Annotated region listings
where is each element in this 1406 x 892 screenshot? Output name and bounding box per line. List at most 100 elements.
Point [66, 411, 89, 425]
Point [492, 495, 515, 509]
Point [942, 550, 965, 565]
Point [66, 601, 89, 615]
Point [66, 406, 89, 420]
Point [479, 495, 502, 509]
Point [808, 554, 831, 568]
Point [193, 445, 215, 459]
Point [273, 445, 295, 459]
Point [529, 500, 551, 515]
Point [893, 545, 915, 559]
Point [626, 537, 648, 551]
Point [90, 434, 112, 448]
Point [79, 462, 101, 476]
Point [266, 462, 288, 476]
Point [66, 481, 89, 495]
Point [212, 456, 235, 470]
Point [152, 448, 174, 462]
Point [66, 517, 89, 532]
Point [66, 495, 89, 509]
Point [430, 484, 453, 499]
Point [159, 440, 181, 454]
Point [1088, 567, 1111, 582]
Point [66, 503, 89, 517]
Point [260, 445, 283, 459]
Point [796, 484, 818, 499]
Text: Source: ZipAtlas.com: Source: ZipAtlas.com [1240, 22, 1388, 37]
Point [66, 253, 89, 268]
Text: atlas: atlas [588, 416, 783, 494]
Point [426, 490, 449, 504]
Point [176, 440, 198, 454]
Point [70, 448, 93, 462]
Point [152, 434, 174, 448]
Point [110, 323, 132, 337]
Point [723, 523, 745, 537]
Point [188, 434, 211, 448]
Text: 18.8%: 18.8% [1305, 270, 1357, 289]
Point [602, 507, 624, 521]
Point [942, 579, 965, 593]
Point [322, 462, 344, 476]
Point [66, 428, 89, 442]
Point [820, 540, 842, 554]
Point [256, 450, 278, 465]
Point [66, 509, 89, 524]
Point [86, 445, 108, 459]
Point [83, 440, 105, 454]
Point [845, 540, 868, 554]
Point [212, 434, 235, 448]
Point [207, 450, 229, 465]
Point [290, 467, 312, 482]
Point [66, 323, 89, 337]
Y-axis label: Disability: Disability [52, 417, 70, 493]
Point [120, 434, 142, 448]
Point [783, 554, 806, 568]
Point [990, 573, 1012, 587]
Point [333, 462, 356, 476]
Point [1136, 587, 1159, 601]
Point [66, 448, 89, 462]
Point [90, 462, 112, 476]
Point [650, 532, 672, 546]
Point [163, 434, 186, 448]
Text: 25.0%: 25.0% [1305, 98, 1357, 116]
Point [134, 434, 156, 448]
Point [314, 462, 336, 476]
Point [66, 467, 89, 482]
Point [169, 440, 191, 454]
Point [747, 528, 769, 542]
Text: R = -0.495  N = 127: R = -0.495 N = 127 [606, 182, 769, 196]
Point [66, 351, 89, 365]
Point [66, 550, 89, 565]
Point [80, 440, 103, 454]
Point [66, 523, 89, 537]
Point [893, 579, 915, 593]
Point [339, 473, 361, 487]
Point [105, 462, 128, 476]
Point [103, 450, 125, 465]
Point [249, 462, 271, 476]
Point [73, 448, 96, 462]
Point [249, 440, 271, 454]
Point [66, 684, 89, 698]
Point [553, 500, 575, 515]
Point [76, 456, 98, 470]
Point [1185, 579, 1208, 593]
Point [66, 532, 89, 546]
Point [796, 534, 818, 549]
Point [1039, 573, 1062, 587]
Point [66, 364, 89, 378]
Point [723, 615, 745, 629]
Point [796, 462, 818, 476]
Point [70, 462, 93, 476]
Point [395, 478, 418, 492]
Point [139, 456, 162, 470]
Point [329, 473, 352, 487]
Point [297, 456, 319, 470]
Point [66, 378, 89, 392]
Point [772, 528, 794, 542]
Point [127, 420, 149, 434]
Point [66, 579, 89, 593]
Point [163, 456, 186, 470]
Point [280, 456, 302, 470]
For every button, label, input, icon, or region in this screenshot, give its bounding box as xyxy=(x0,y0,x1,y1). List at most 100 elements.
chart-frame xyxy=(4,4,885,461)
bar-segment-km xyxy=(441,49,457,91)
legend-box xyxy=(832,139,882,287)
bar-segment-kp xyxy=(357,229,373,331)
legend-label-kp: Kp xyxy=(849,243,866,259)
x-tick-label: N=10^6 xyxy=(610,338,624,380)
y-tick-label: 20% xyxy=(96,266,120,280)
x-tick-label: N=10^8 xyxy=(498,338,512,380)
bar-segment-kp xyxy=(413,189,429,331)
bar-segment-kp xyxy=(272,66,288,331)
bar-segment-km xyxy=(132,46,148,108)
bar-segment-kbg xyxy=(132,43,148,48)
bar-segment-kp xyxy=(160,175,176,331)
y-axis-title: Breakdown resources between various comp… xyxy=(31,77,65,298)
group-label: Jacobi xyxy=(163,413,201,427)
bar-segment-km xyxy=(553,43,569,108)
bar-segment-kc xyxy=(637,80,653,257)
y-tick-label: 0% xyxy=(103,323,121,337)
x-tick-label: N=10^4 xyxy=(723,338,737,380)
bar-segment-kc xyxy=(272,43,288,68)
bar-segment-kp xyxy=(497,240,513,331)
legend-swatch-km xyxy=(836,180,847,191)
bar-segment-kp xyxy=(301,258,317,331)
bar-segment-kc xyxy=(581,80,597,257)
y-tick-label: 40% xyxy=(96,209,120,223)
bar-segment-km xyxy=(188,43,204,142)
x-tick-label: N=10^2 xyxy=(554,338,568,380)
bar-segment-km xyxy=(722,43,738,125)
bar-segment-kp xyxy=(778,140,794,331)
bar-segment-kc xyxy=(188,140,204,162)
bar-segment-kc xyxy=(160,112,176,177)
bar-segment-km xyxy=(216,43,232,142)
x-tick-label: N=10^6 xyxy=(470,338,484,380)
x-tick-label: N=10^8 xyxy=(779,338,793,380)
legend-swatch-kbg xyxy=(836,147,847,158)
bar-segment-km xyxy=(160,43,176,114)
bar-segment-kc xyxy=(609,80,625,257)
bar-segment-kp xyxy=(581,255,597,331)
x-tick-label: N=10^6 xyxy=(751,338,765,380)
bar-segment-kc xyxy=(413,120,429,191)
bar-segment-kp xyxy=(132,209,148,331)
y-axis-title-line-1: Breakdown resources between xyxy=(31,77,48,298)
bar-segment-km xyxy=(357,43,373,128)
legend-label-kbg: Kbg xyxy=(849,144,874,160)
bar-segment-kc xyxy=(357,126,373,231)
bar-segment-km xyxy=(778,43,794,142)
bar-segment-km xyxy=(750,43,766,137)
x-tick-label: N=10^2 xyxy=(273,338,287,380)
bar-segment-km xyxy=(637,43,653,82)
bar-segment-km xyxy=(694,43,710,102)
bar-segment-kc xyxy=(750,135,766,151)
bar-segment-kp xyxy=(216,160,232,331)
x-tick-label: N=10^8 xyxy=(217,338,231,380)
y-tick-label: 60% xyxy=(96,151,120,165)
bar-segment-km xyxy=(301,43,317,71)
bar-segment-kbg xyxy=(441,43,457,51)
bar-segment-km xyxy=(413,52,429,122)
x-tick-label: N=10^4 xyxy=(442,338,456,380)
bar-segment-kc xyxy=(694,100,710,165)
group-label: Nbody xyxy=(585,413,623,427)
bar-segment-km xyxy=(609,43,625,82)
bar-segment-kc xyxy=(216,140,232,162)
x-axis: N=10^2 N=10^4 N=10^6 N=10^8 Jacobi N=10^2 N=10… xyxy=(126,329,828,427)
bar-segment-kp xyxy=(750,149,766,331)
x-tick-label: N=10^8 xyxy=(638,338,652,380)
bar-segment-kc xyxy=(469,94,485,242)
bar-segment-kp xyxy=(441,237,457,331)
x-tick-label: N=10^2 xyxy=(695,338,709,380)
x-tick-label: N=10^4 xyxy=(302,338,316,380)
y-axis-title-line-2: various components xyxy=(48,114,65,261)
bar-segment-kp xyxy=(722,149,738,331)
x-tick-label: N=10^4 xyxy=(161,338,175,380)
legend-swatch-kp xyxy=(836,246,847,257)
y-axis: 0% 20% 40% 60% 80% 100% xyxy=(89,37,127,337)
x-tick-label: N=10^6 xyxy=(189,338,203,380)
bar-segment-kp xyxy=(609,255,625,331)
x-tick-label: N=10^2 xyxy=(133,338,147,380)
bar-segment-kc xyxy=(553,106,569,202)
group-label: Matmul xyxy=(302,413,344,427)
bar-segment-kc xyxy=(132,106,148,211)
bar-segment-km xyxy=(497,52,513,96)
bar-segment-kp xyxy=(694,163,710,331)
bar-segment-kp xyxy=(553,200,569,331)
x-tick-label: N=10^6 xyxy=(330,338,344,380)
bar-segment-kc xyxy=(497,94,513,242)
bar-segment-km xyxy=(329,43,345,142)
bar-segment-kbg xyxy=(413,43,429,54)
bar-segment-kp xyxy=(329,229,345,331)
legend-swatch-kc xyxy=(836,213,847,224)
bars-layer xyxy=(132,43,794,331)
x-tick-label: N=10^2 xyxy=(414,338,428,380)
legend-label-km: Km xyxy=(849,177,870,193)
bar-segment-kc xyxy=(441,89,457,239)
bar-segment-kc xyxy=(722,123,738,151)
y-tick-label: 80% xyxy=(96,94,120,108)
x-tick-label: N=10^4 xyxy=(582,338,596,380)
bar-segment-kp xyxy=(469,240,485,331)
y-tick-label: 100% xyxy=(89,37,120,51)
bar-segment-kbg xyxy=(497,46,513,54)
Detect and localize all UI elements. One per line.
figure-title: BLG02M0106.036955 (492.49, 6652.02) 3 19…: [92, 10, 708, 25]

**EXERCISE BRIEF**
Repeat the lines exactly, from the first one down to and including the line with "Point [66, 406, 89, 420]".

**EXERCISE SOLUTION**
where is each element in this 1406 x 892 screenshot? Output name and bounding box per line. List at most 100 elements.
Point [66, 411, 89, 425]
Point [492, 495, 515, 509]
Point [942, 550, 965, 565]
Point [66, 601, 89, 615]
Point [66, 406, 89, 420]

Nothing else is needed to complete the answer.